- Task goal -
Report every line below that holds the word "JSON".

- Provided information -

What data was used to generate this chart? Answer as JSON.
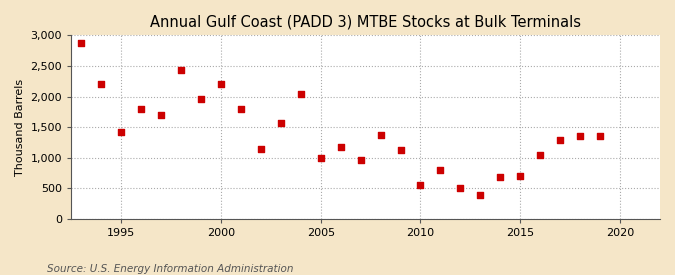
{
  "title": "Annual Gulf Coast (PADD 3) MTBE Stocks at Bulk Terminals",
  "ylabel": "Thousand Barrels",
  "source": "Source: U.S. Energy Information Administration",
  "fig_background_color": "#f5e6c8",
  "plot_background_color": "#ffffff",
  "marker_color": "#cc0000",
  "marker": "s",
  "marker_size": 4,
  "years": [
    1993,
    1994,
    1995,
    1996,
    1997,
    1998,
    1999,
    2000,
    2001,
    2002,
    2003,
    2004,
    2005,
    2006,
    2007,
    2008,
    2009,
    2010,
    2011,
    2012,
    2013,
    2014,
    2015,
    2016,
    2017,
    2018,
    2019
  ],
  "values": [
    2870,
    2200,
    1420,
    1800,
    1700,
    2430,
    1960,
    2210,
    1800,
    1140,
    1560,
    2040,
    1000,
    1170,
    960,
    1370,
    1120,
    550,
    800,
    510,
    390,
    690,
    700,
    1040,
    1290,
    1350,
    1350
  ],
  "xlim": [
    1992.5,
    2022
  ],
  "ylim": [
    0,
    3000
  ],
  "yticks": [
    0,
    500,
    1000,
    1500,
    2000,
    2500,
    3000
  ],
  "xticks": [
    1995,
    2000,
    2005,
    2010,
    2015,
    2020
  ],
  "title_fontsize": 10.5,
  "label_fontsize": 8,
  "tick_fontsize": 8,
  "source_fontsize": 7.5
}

...

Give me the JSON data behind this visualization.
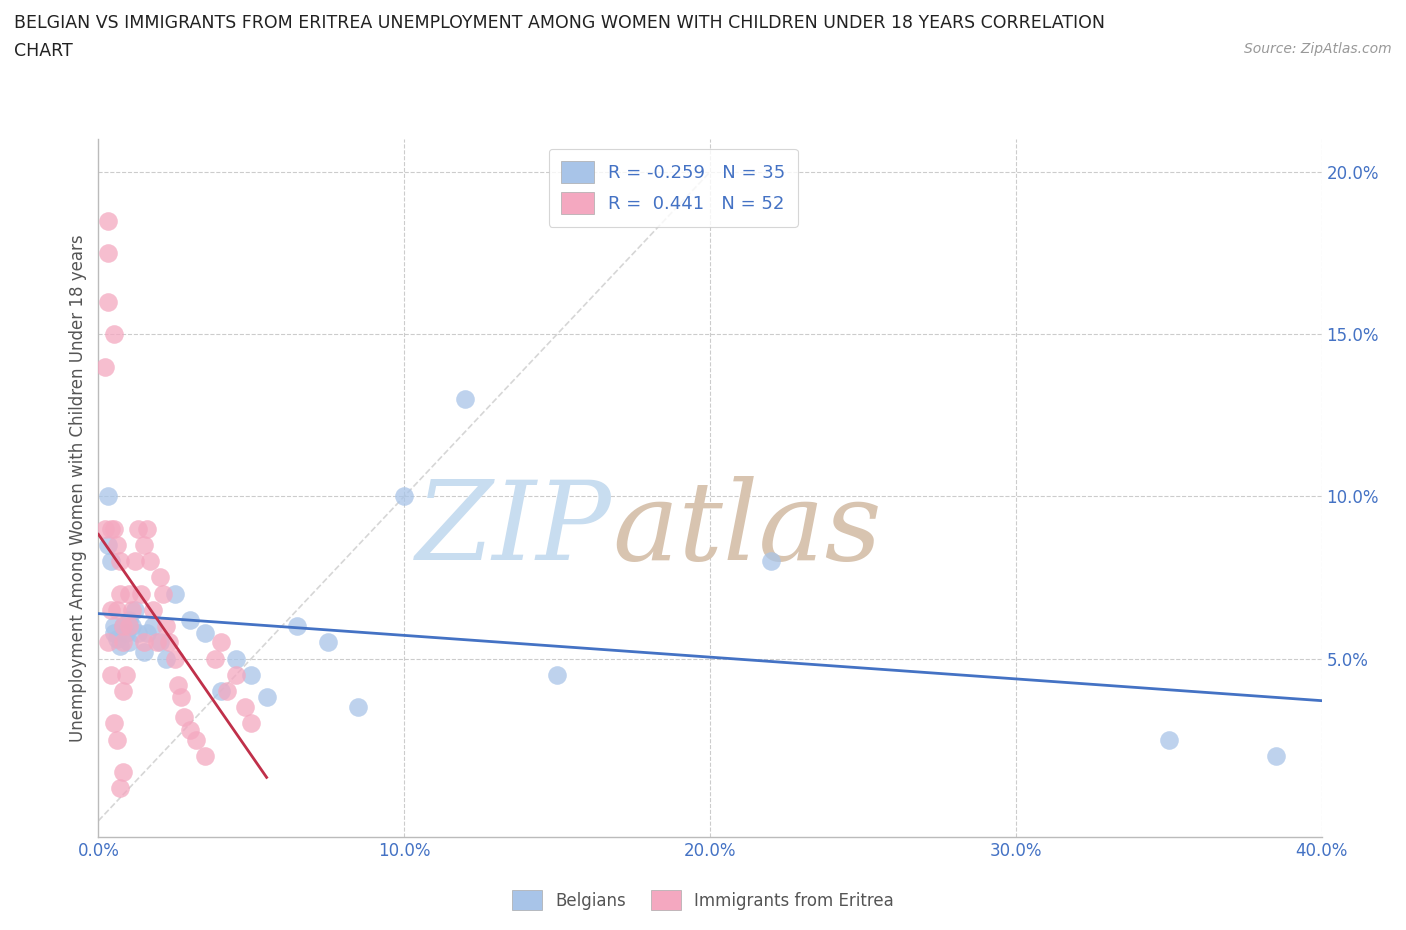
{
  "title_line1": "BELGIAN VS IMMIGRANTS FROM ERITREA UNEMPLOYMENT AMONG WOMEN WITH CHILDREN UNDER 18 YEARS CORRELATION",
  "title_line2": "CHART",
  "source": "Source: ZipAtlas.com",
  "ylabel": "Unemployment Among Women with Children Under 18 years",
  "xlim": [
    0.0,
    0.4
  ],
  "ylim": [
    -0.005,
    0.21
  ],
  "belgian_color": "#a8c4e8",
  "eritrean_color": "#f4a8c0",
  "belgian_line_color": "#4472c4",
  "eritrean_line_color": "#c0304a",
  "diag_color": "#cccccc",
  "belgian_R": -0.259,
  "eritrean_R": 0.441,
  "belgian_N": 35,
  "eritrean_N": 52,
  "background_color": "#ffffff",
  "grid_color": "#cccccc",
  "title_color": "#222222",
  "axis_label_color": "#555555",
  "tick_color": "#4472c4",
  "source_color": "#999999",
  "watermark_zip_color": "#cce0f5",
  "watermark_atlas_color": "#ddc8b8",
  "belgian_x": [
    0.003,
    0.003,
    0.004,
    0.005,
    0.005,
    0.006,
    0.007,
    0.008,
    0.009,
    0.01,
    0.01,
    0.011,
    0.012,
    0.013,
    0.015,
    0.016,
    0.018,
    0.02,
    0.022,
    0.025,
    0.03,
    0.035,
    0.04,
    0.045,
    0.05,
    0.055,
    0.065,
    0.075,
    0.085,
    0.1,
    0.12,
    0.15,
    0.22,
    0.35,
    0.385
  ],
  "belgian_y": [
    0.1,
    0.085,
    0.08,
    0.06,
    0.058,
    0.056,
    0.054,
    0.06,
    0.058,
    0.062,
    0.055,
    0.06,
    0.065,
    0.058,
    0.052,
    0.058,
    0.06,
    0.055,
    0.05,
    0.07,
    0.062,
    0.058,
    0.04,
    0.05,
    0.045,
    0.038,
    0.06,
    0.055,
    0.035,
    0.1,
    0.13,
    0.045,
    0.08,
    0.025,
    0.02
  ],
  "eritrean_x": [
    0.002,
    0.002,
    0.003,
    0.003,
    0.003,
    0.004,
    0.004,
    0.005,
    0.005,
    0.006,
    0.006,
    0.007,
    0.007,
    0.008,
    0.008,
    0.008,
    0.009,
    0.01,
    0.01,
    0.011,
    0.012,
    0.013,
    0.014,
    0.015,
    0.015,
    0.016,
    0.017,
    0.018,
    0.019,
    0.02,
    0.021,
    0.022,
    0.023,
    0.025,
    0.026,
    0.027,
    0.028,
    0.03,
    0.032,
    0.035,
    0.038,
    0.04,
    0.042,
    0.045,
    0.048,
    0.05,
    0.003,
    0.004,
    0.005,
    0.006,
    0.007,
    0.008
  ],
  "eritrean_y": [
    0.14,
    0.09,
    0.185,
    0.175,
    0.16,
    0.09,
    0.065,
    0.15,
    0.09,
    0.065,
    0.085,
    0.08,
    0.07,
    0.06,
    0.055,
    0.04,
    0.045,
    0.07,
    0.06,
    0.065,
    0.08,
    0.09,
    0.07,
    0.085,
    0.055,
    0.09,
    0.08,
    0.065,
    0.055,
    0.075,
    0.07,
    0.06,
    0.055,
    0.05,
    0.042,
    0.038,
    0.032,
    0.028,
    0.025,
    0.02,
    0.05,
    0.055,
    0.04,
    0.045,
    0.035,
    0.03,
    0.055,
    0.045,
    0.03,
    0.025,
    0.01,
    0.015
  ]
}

- Answer in full -
What data was used to generate this chart? Answer as JSON.
Give me the JSON data behind this visualization.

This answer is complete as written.